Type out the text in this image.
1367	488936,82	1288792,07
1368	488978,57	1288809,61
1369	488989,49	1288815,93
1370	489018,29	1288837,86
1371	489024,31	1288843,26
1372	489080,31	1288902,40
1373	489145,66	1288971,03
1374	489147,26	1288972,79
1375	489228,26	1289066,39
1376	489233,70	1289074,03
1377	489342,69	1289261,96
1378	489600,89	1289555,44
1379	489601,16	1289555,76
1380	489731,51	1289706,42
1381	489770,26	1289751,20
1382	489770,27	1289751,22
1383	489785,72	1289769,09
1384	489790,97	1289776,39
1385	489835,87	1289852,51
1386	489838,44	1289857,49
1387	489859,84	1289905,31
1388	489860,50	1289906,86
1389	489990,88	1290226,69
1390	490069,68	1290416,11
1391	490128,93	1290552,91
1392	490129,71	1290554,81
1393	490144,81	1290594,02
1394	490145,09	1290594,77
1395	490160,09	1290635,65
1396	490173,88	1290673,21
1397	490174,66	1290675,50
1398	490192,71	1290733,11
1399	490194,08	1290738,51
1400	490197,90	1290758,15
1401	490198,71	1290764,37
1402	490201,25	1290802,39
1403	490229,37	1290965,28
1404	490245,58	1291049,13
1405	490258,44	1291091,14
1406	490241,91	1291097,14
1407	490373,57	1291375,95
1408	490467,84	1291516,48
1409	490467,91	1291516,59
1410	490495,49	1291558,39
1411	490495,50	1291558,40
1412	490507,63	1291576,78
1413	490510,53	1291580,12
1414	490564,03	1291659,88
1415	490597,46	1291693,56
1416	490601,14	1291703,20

--

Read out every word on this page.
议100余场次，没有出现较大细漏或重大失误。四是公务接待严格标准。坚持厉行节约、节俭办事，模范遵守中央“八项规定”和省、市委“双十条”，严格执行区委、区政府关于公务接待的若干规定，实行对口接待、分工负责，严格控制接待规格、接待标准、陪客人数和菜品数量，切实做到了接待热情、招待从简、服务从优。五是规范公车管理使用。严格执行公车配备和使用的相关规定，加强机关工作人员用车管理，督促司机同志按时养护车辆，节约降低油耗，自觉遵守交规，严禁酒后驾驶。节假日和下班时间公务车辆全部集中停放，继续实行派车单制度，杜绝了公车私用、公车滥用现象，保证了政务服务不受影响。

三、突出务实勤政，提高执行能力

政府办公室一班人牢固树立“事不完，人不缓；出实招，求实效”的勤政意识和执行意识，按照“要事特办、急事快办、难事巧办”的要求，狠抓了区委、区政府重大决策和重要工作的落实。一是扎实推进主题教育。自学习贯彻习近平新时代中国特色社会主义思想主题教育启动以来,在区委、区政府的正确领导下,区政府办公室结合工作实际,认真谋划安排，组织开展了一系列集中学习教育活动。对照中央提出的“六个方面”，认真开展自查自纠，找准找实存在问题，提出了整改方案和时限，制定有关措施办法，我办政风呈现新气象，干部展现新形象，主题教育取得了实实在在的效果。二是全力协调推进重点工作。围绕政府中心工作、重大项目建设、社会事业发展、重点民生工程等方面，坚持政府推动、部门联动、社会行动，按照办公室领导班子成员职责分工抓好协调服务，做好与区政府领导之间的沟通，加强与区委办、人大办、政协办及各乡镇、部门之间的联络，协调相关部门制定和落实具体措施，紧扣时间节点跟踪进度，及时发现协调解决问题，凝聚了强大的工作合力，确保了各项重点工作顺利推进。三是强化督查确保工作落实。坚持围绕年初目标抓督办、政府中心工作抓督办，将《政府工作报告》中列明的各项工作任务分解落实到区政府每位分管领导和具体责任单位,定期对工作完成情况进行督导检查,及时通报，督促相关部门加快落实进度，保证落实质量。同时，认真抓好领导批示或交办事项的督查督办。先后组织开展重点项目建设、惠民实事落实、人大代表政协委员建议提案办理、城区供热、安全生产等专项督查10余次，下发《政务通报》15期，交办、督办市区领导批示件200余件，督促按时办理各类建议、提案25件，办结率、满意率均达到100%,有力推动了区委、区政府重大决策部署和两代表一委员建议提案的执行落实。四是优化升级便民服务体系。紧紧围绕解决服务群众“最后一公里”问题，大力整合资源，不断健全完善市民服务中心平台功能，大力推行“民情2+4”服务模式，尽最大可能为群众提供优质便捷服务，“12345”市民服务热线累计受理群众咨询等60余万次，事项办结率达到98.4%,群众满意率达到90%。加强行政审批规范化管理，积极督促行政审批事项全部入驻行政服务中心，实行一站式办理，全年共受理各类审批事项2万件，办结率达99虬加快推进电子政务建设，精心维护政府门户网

WRITTEN EXERCISE
Collect each line of the entries that has the word "this", copying it in full.

TASK RESPONSE
Type out the text in this image.
Read out every word on this page.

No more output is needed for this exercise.